---------- STORED RECORDS

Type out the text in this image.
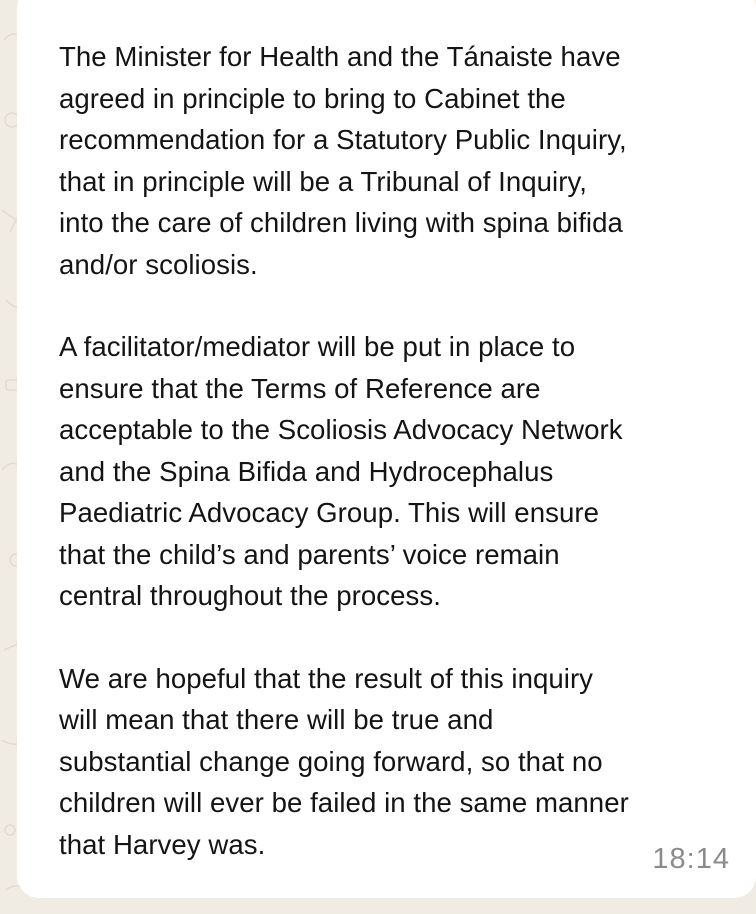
The Minister for Health and the Tánaiste have
agreed in principle to bring to Cabinet the
recommendation for a Statutory Public Inquiry,
that in principle will be a Tribunal of Inquiry,
into the care of children living with spina bifida
and/or scoliosis.

A facilitator/mediator will be put in place to
ensure that the Terms of Reference are
acceptable to the Scoliosis Advocacy Network
and the Spina Bifida and Hydrocephalus
Paediatric Advocacy Group. This will ensure
that the child’s and parents’ voice remain
central throughout the process.

We are hopeful that the result of this inquiry
will mean that there will be true and
substantial change going forward, so that no
children will ever be failed in the same manner
that Harvey was.	18:14
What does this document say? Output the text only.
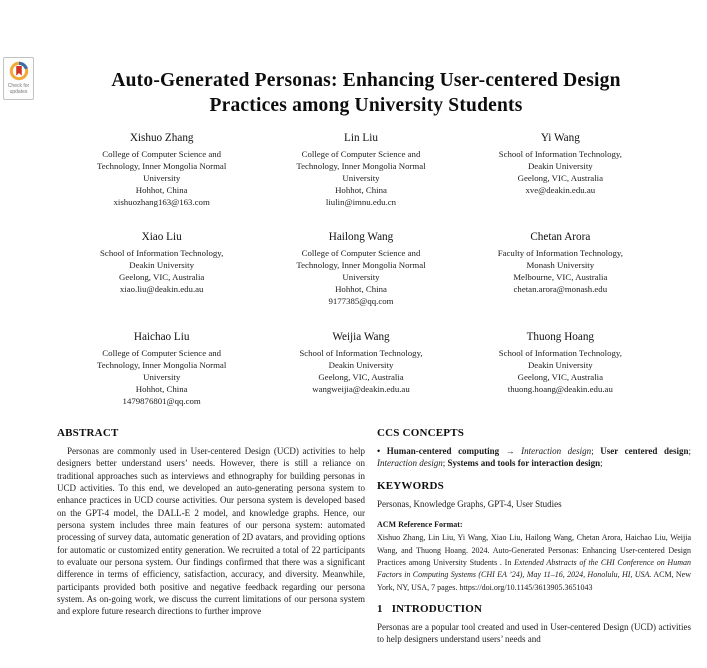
Check for
updates
Auto-Generated Personas: Enhancing User-centered Design
Practices among University Students
Xishuo Zhang
College of Computer Science and
Technology, Inner Mongolia Normal
University
Hohhot, China
xishuozhang163@163.com
Lin Liu
College of Computer Science and
Technology, Inner Mongolia Normal
University
Hohhot, China
liulin@imnu.edu.cn
Yi Wang
School of Information Technology,
Deakin University
Geelong, VIC, Australia
xve@deakin.edu.au
Xiao Liu
School of Information Technology,
Deakin University
Geelong, VIC, Australia
xiao.liu@deakin.edu.au
Hailong Wang
College of Computer Science and
Technology, Inner Mongolia Normal
University
Hohhot, China
9177385@qq.com
Chetan Arora
Faculty of Information Technology,
Monash University
Melbourne, VIC, Australia
chetan.arora@monash.edu
Haichao Liu
College of Computer Science and
Technology, Inner Mongolia Normal
University
Hohhot, China
1479876801@qq.com
Weijia Wang
School of Information Technology,
Deakin University
Geelong, VIC, Australia
wangweijia@deakin.edu.au
Thuong Hoang
School of Information Technology,
Deakin University
Geelong, VIC, Australia
thuong.hoang@deakin.edu.au
ABSTRACT

Personas are commonly used in User-centered Design (UCD) activities to help designers better understand users’ needs. However, there is still a reliance on traditional approaches such as interviews and ethnography for building personas in UCD activities. To this end, we developed an auto-generating persona system to enhance practices in UCD course activities. Our persona system is developed based on the GPT-4 model, the DALL-E 2 model, and knowledge graphs. Hence, our persona system includes three main features of our persona system: automated processing of survey data, automatic generation of 2D avatars, and providing options for automatic or customized entity generation. We recruited a total of 22 participants to evaluate our persona system. Our findings confirmed that there was a significant difference in terms of efficiency, satisfaction, accuracy, and diversity. Meanwhile, participants provided both positive and negative feedback regarding our persona system. As on-going work, we discuss the current limitations of our persona system and explore future research directions to further improve

CCS CONCEPTS

• Human-centered computing → Interaction design; User centered design; Interaction design; Systems and tools for interaction design;

KEYWORDS

Personas, Knowledge Graphs, GPT-4, User Studies

ACM Reference Format:

Xishuo Zhang, Lin Liu, Yi Wang, Xiao Liu, Hailong Wang, Chetan Arora, Haichao Liu, Weijia Wang, and Thuong Hoang. 2024. Auto-Generated Personas: Enhancing User-centered Design Practices among University Students . In Extended Abstracts of the CHI Conference on Human Factors in Computing Systems (CHI EA ’24), May 11–16, 2024, Honolulu, HI, USA. ACM, New York, NY, USA, 7 pages. https://doi.org/10.1145/3613905.3651043

1 INTRODUCTION

Personas are a popular tool created and used in User-centered Design (UCD) activities to help designers understand users’ needs and
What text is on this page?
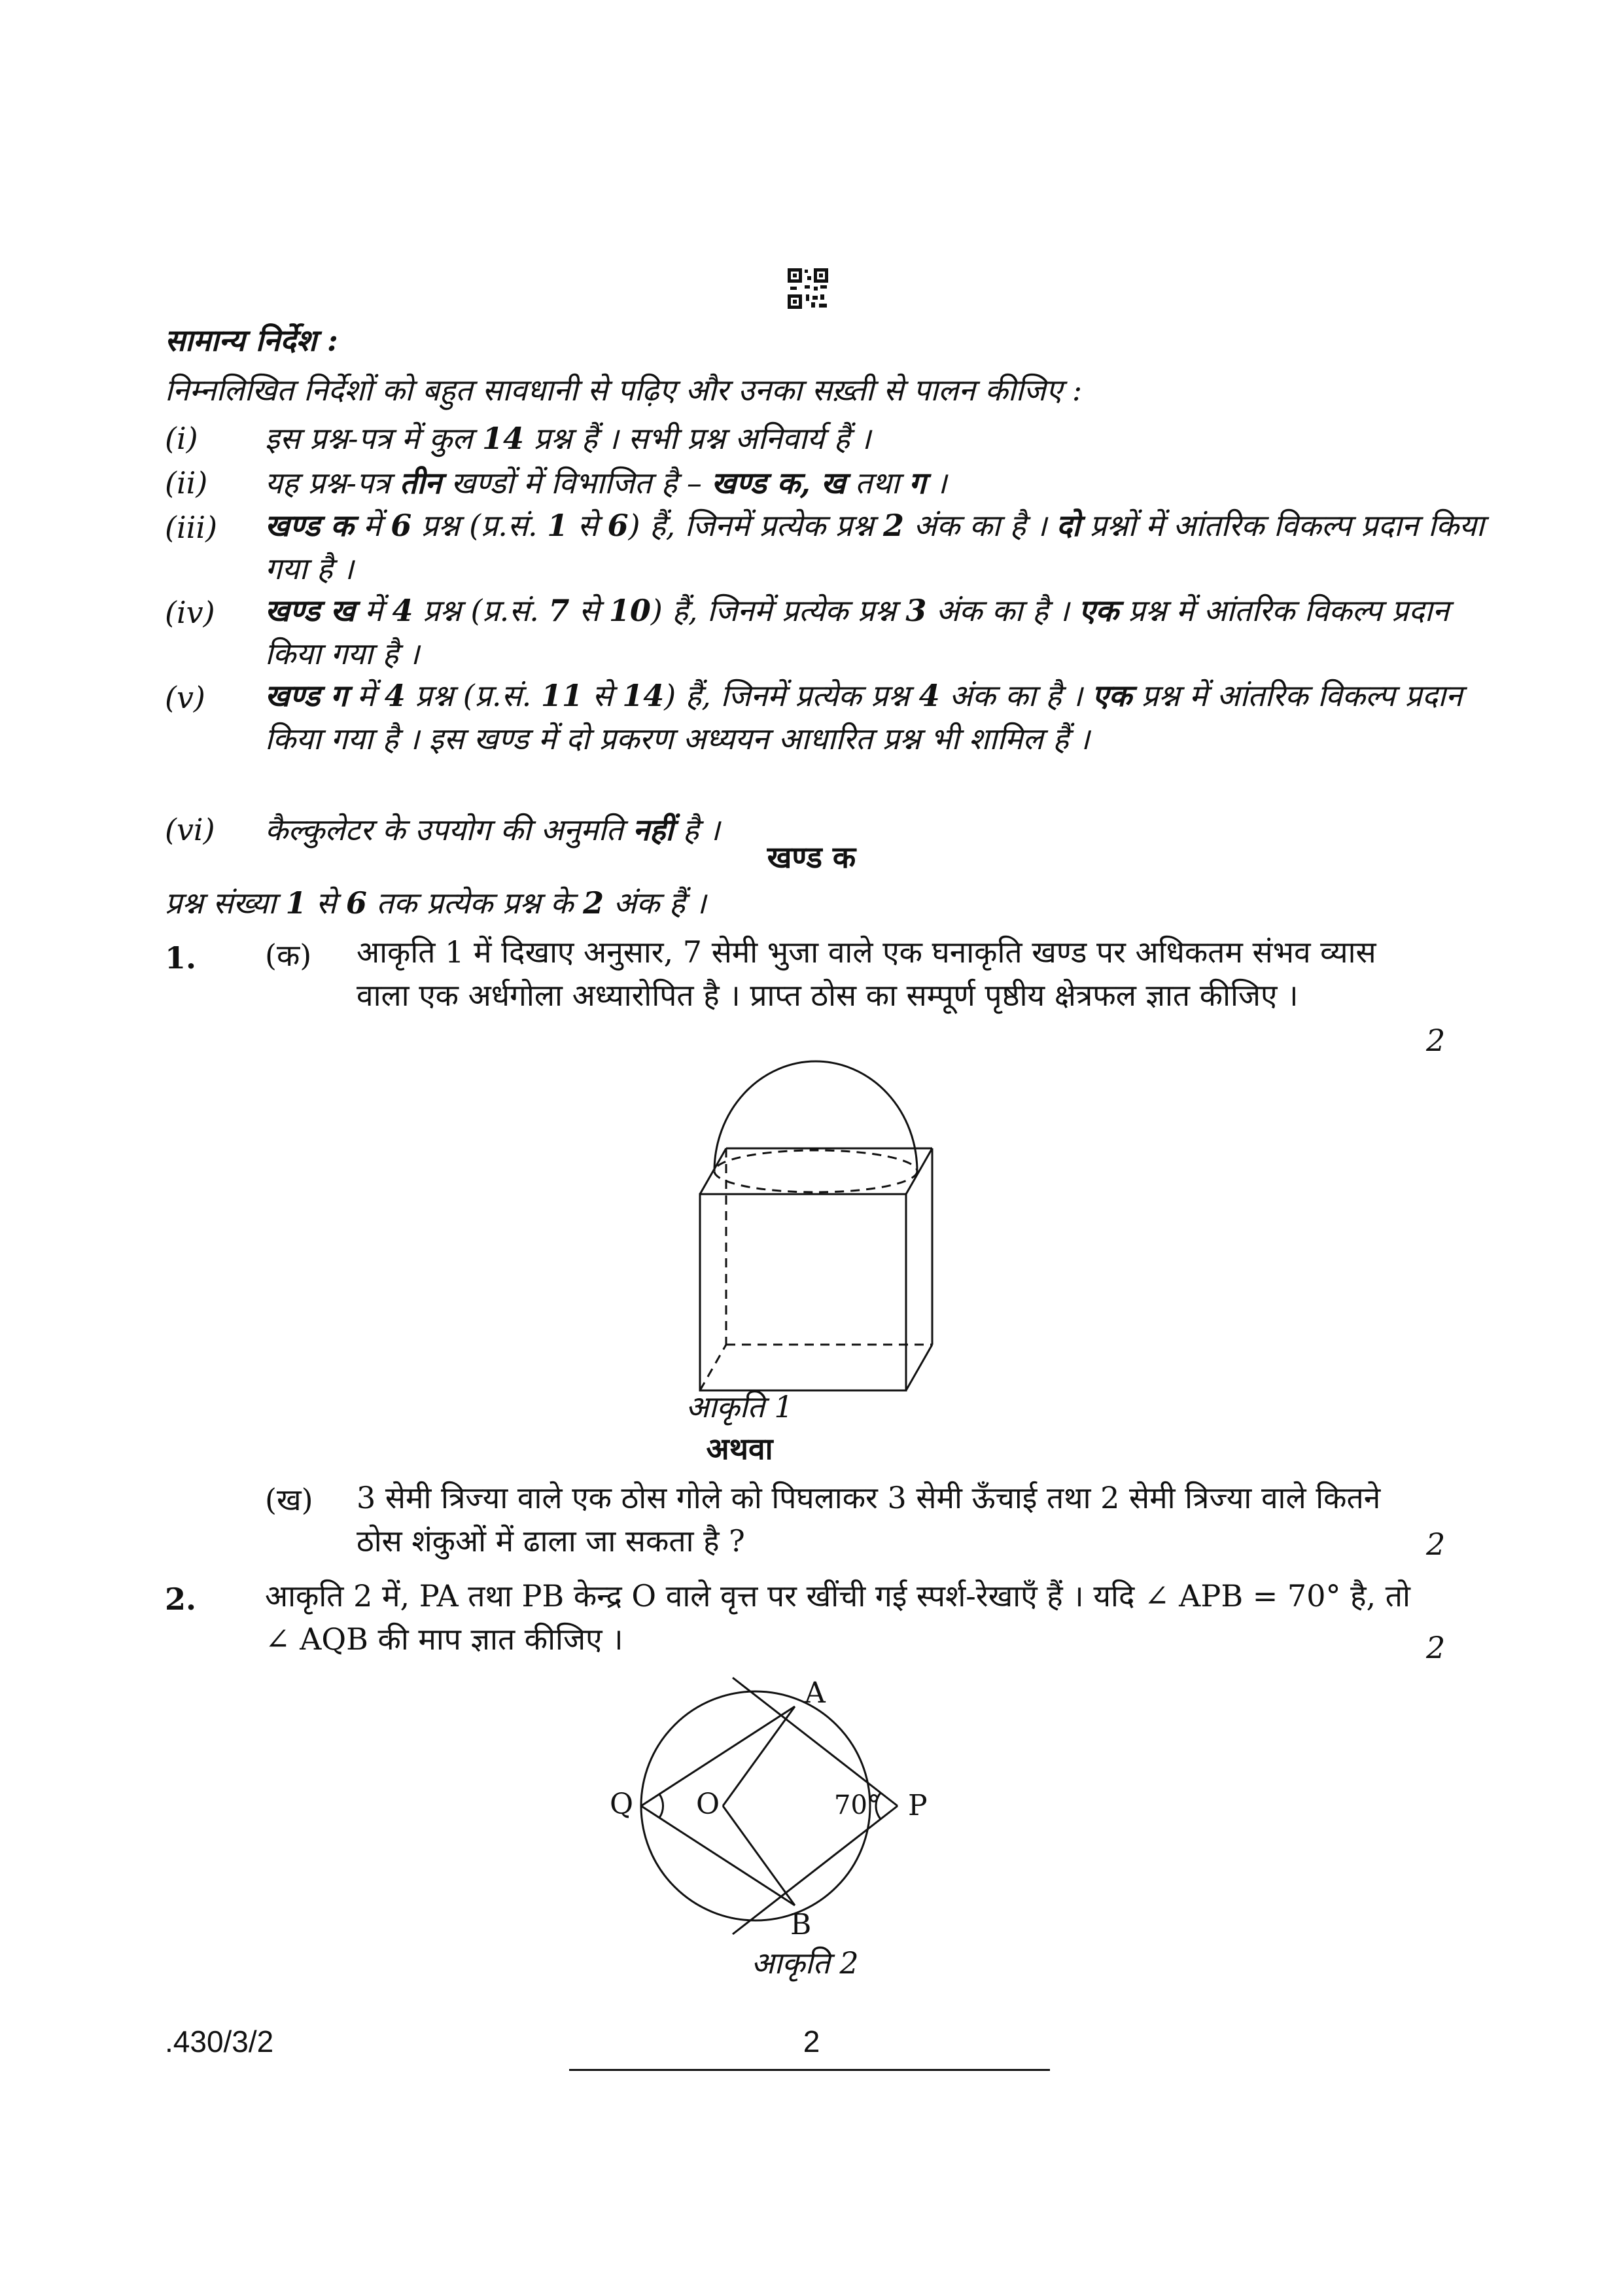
सामान्य निर्देश :
निम्नलिखित निर्देशों को बहुत सावधानी से पढ़िए और उनका सख़्ती से पालन कीजिए :
(i) इस प्रश्न-पत्र में कुल 14 प्रश्न हैं । सभी प्रश्न अनिवार्य हैं ।
(ii) यह प्रश्न-पत्र तीन खण्डों में विभाजित है – खण्ड क, ख तथा ग ।
(iii) खण्ड क में 6 प्रश्न (प्र.सं. 1 से 6) हैं, जिनमें प्रत्येक प्रश्न 2 अंक का है । दो प्रश्नों में आंतरिक विकल्प प्रदान किया गया है ।
(iv) खण्ड ख में 4 प्रश्न (प्र.सं. 7 से 10) हैं, जिनमें प्रत्येक प्रश्न 3 अंक का है । एक प्रश्न में आंतरिक विकल्प प्रदान किया गया है ।
(v) खण्ड ग में 4 प्रश्न (प्र.सं. 11 से 14) हैं, जिनमें प्रत्येक प्रश्न 4 अंक का है । एक प्रश्न में आंतरिक विकल्प प्रदान किया गया है । इस खण्ड में दो प्रकरण अध्ययन आधारित प्रश्न भी शामिल हैं ।
(vi) कैल्कुलेटर के उपयोग की अनुमति नहीं है ।
खण्ड क
प्रश्न संख्या 1 से 6 तक प्रत्येक प्रश्न के 2 अंक हैं ।
1. (क) आकृति 1 में दिखाए अनुसार, 7 सेमी भुजा वाले एक घनाकृति खण्ड पर अधिकतम संभव व्यास वाला एक अर्धगोला अध्यारोपित है । प्राप्त ठोस का सम्पूर्ण पृष्ठीय क्षेत्रफल ज्ञात कीजिए ।
2
आकृति 1
अथवा
(ख) 3 सेमी त्रिज्या वाले एक ठोस गोले को पिघलाकर 3 सेमी ऊँचाई तथा 2 सेमी त्रिज्या वाले कितने ठोस शंकुओं में ढाला जा सकता है ?	2
2. आकृति 2 में, PA तथा PB केन्द्र O वाले वृत्त पर खींची गई स्पर्श-रेखाएँ हैं । यदि ∠ APB = 70° है, तो ∠ AQB की माप ज्ञात कीजिए ।	2
A
B
O	P
Q	70°
आकृति 2
.430/3/2	2
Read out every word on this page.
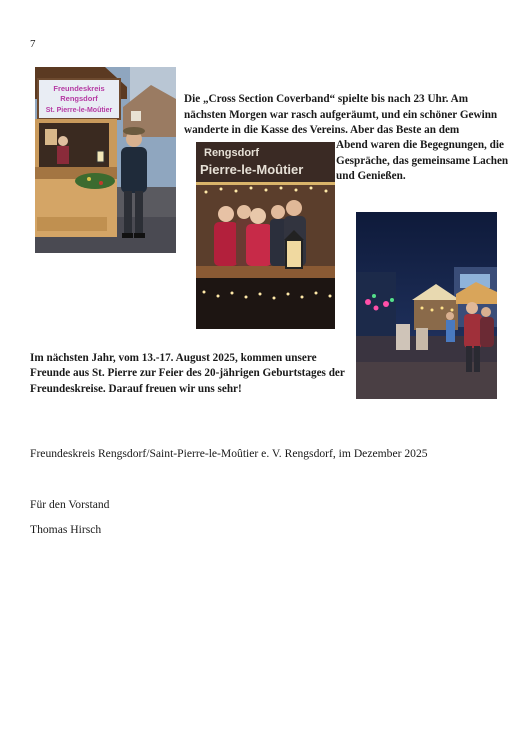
7
Freundeskreis
Rengsdorf
St. Pierre-le-Moûtier
Rengsdorf
Pierre-le-Moûtier
Die „Cross Section Coverband“ spielte bis nach 23 Uhr. Am nächsten Morgen war rasch aufgeräumt, und ein schöner Gewinn wanderte in die Kasse des Vereins. Aber das Beste an dem
Abend waren die Begegnungen, die Gespräche, das gemeinsame Lachen und Genießen.
Im nächsten Jahr, vom 13.-17. August 2025, kommen unsere Freunde aus St. Pierre zur Feier des 20-jährigen Geburtstages der Freundeskreise. Darauf freuen wir uns sehr!
Freundeskreis Rengsdorf/Saint-Pierre-le-Moûtier e. V. Rengsdorf, im Dezember 2025
Für den Vorstand
Thomas Hirsch
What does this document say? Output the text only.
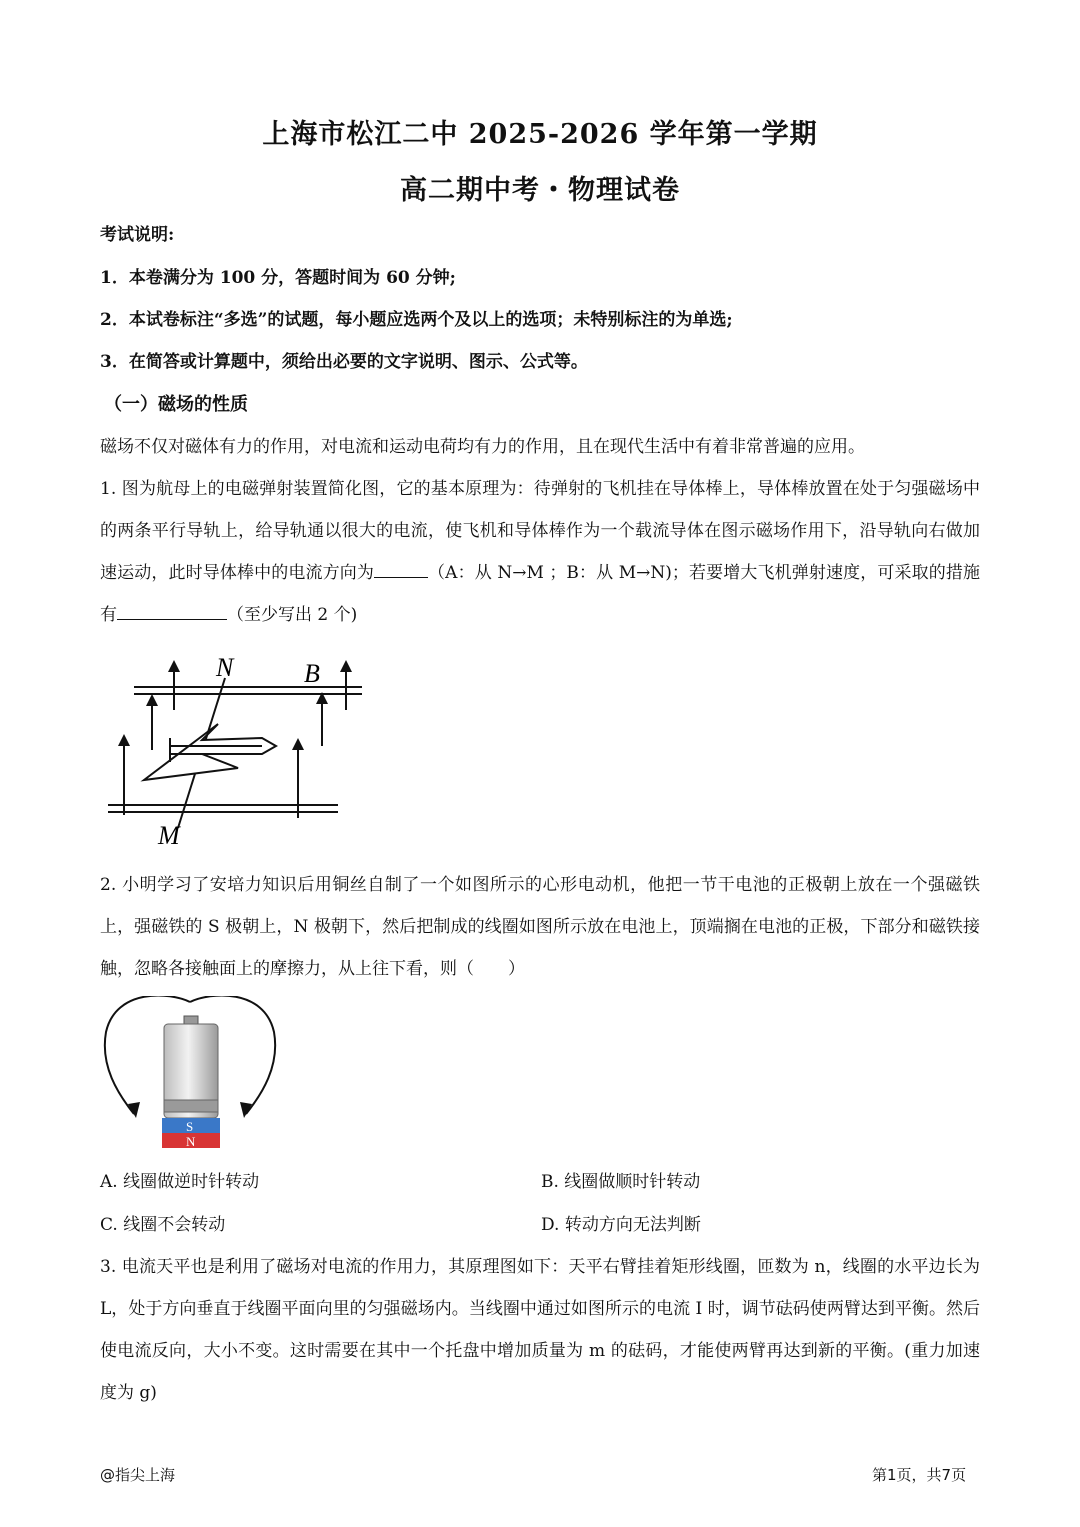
上海市松江二中 2025-2026 学年第一学期
高二期中考・物理试卷
考试说明:
1．本卷满分为 100 分，答题时间为 60 分钟;
2．本试卷标注“多选”的试题，每小题应选两个及以上的选项；未特别标注的为单选;
3．在简答或计算题中，须给出必要的文字说明、图示、公式等。
（一）磁场的性质
磁场不仅对磁体有力的作用，对电流和运动电荷均有力的作用，且在现代生活中有着非常普遍的应用。
1. 图为航母上的电磁弹射装置简化图，它的基本原理为：待弹射的飞机挂在导体棒上，导体棒放置在处于匀强磁场中的两条平行导轨上，给导轨通以很大的电流，使飞机和导体棒作为一个载流导体在图示磁场作用下，沿导轨向右做加速运动，此时导体棒中的电流方向为	（A：从 N→M ；B：从 M→N)；若要增大飞机弹射速度，可采取的措施有	（至少写出 2 个)
N	B
M
2. 小明学习了安培力知识后用铜丝自制了一个如图所示的心形电动机，他把一节干电池的正极朝上放在一个强磁铁上，强磁铁的 S 极朝上，N 极朝下，然后把制成的线圈如图所示放在电池上，顶端搁在电池的正极，下部分和磁铁接触，忽略各接触面上的摩擦力，从上往下看，则（　　）
S
N
A. 线圈做逆时针转动	B. 线圈做顺时针转动
C. 线圈不会转动	D. 转动方向无法判断
3. 电流天平也是利用了磁场对电流的作用力，其原理图如下：天平右臂挂着矩形线圈，匝数为 n，线圈的水平边长为 L，处于方向垂直于线圈平面向里的匀强磁场内。当线圈中通过如图所示的电流 I 时，调节砝码使两臂达到平衡。然后使电流反向，大小不变。这时需要在其中一个托盘中增加质量为 m 的砝码，才能使两臂再达到新的平衡。(重力加速度为 g)
@指尖上海	第1页，共7页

--------------------

→ EXERCISE DESCRIPTION
Which lines hold the word "principle"? Copy all of them.

→ EXERCISE RESULT
agreed in principle to bring to Cabinet the
that in principle will be a Tribunal of Inquiry,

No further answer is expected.